[Records from a collection]
:::
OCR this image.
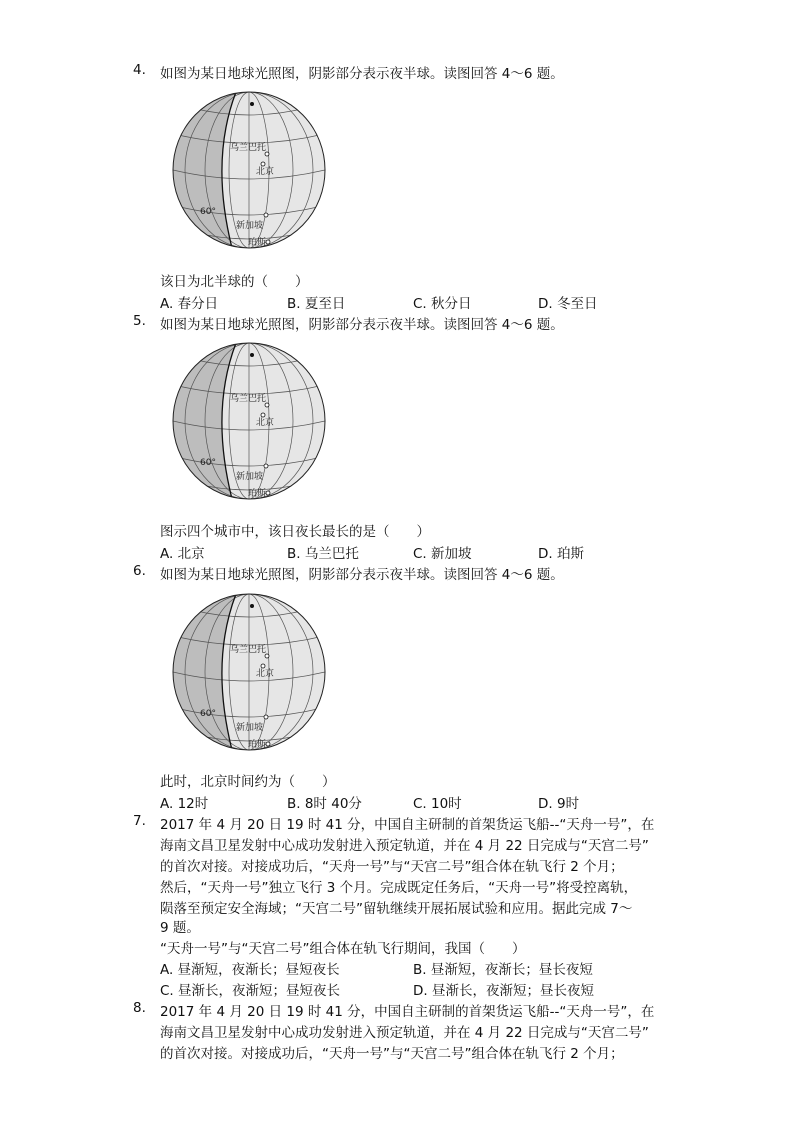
4. 如图为某日地球光照图，阴影部分表示夜半球。读图回答 4～6 题。
乌兰巴托
北京
60°
新加坡
珀斯
该日为北半球的（　　）
A. 春分日	B. 夏至日	C. 秋分日	D. 冬至日
5. 如图为某日地球光照图，阴影部分表示夜半球。读图回答 4～6 题。
乌兰巴托
北京
60°
新加坡
珀斯
图示四个城市中，该日夜长最长的是（　　）
A. 北京	B. 乌兰巴托	C. 新加坡	D. 珀斯
6. 如图为某日地球光照图，阴影部分表示夜半球。读图回答 4～6 题。
乌兰巴托
北京
60°
新加坡
珀斯
此时，北京时间约为（　　）
A. 12时	B. 8时 40分	C. 10时	D. 9时
7. 2017 年 4 月 20 日 19 时 41 分，中国自主研制的首架货运飞船--“天舟一号”，在
海南文昌卫星发射中心成功发射进入预定轨道，并在 4 月 22 日完成与“天宫二号”
的首次对接。对接成功后，“天舟一号”与“天宫二号”组合体在轨飞行 2 个月；
然后，“天舟一号”独立飞行 3 个月。完成既定任务后，“天舟一号”将受控离轨，
陨落至预定安全海域；“天宫二号”留轨继续开展拓展试验和应用。据此完成 7～
9 题。
“天舟一号”与“天宫二号”组合体在轨飞行期间，我国（　　）
A. 昼渐短，夜渐长；昼短夜长	B. 昼渐短，夜渐长；昼长夜短
C. 昼渐长，夜渐短；昼短夜长	D. 昼渐长，夜渐短；昼长夜短
8. 2017 年 4 月 20 日 19 时 41 分，中国自主研制的首架货运飞船--“天舟一号”，在
海南文昌卫星发射中心成功发射进入预定轨道，并在 4 月 22 日完成与“天宫二号”
的首次对接。对接成功后，“天舟一号”与“天宫二号”组合体在轨飞行 2 个月；
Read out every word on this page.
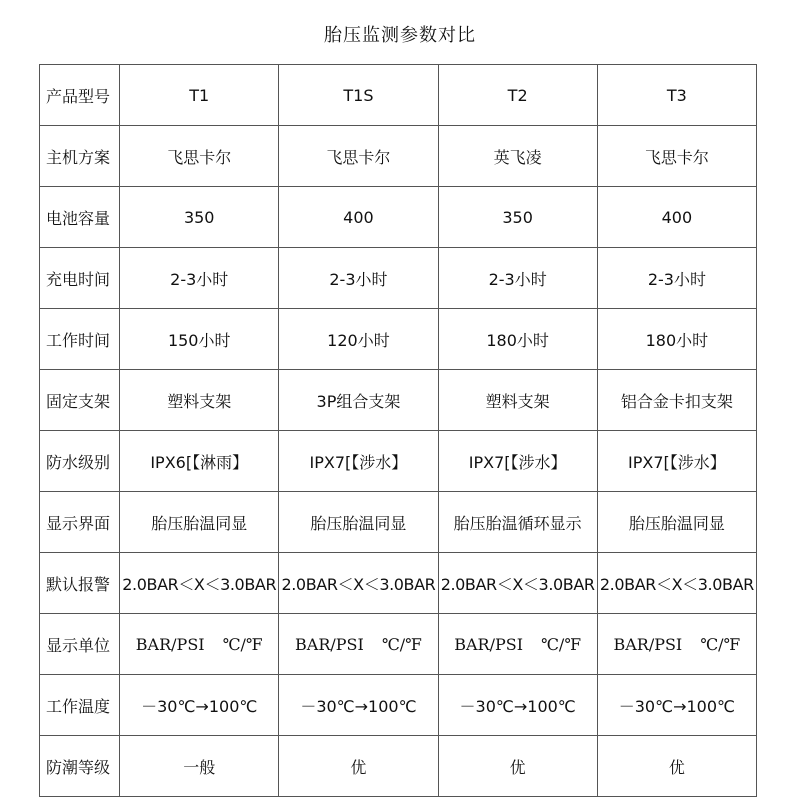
胎压监测参数对比
产品型号	T1	T1S	T2	T3
主机方案	飞思卡尔	飞思卡尔	英飞凌	飞思卡尔
电池容量	350	400	350	400
充电时间	2-3小时	2-3小时	2-3小时	2-3小时
工作时间	150小时	120小时	180小时	180小时
固定支架	塑料支架	3P组合支架	塑料支架	铝合金卡扣支架
防水级别	IPX6[【淋雨】	IPX7[【涉水】	IPX7[【涉水】	IPX7[【涉水】
显示界面	胎压胎温同显	胎压胎温同显	胎压胎温循环显示	胎压胎温同显
默认报警	2.0BAR＜X＜3.0BAR	2.0BAR＜X＜3.0BAR	2.0BAR＜X＜3.0BAR	2.0BAR＜X＜3.0BAR
显示单位	BAR/PSI ℃/℉	BAR/PSI ℃/℉	BAR/PSI ℃/℉	BAR/PSI ℃/℉
工作温度	－30℃→100℃	－30℃→100℃	－30℃→100℃	－30℃→100℃
防潮等级	一般	优	优	优
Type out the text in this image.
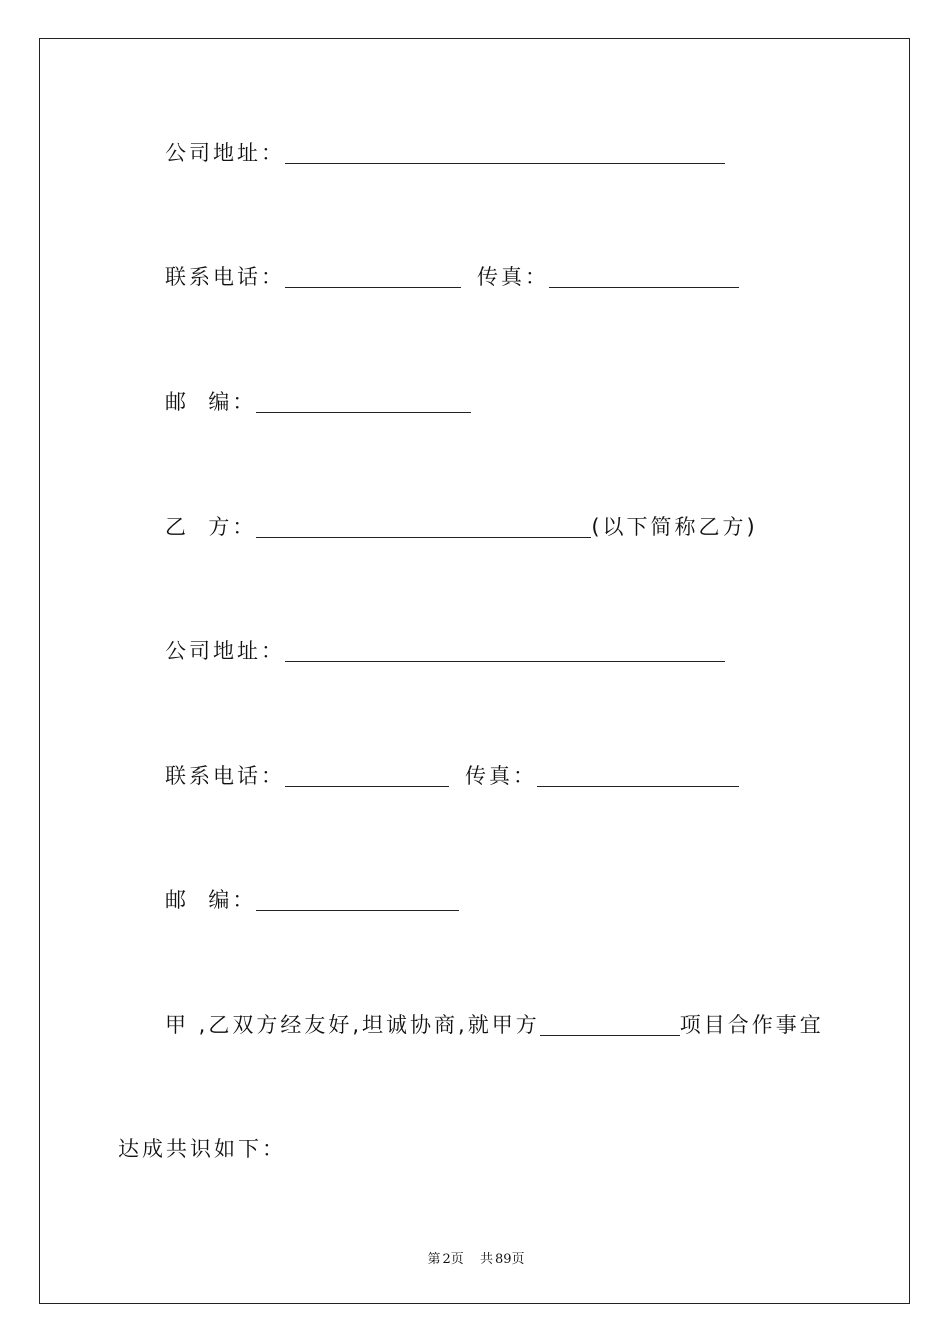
公司地址：
联系电话：	传真：
邮  编：
乙  方：	(以下简称乙方)
公司地址：
联系电话：	传真：
邮  编：
甲 ,乙双方经友好,坦诚协商,就甲方	项目合作事宜
达成共识如下：
第 2页 共 89页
:::
Copy the whole listing above word for word but do not carry over the pictures.

SOLUTION TO THE PROBLEM →
OCR this image.
4. 如图为某日地球光照图，阴影部分表示夜半球。读图回答 4～6 题。
乌兰巴托
北京
60°
新加坡
珀斯
该日为北半球的（　　）
A. 春分日	B. 夏至日	C. 秋分日	D. 冬至日
5. 如图为某日地球光照图，阴影部分表示夜半球。读图回答 4～6 题。
乌兰巴托
北京
60°
新加坡
珀斯
图示四个城市中，该日夜长最长的是（　　）
A. 北京	B. 乌兰巴托	C. 新加坡	D. 珀斯
6. 如图为某日地球光照图，阴影部分表示夜半球。读图回答 4～6 题。
乌兰巴托
北京
60°
新加坡
珀斯
此时，北京时间约为（　　）
A. 12时	B. 8时 40分	C. 10时	D. 9时
7. 2017 年 4 月 20 日 19 时 41 分，中国自主研制的首架货运飞船--“天舟一号”，在
海南文昌卫星发射中心成功发射进入预定轨道，并在 4 月 22 日完成与“天宫二号”
的首次对接。对接成功后，“天舟一号”与“天宫二号”组合体在轨飞行 2 个月；
然后，“天舟一号”独立飞行 3 个月。完成既定任务后，“天舟一号”将受控离轨，
陨落至预定安全海域；“天宫二号”留轨继续开展拓展试验和应用。据此完成 7～
9 题。
“天舟一号”与“天宫二号”组合体在轨飞行期间，我国（　　）
A. 昼渐短，夜渐长；昼短夜长	B. 昼渐短，夜渐长；昼长夜短
C. 昼渐长，夜渐短；昼短夜长	D. 昼渐长，夜渐短；昼长夜短
8. 2017 年 4 月 20 日 19 时 41 分，中国自主研制的首架货运飞船--“天舟一号”，在
海南文昌卫星发射中心成功发射进入预定轨道，并在 4 月 22 日完成与“天宫二号”
的首次对接。对接成功后，“天舟一号”与“天宫二号”组合体在轨飞行 2 个月；
Read out every word on this page.
胎压监测参数对比
产品型号	T1	T1S	T2	T3
主机方案	飞思卡尔	飞思卡尔	英飞凌	飞思卡尔
电池容量	350	400	350	400
充电时间	2-3小时	2-3小时	2-3小时	2-3小时
工作时间	150小时	120小时	180小时	180小时
固定支架	塑料支架	3P组合支架	塑料支架	铝合金卡扣支架
防水级别	IPX6[【淋雨】	IPX7[【涉水】	IPX7[【涉水】	IPX7[【涉水】
显示界面	胎压胎温同显	胎压胎温同显	胎压胎温循环显示	胎压胎温同显
默认报警	2.0BAR＜X＜3.0BAR	2.0BAR＜X＜3.0BAR	2.0BAR＜X＜3.0BAR	2.0BAR＜X＜3.0BAR
显示单位	BAR/PSI ℃/℉	BAR/PSI ℃/℉	BAR/PSI ℃/℉	BAR/PSI ℃/℉
工作温度	－30℃→100℃	－30℃→100℃	－30℃→100℃	－30℃→100℃
防潮等级	一般	优	优	优
Type out the text in this image.
公司地址：
联系电话：	传真：
邮  编：
乙  方：	(以下简称乙方)
公司地址：
联系电话：	传真：
邮  编：
甲 ,乙双方经友好,坦诚协商,就甲方	项目合作事宜
达成共识如下：
第 2页 共 89页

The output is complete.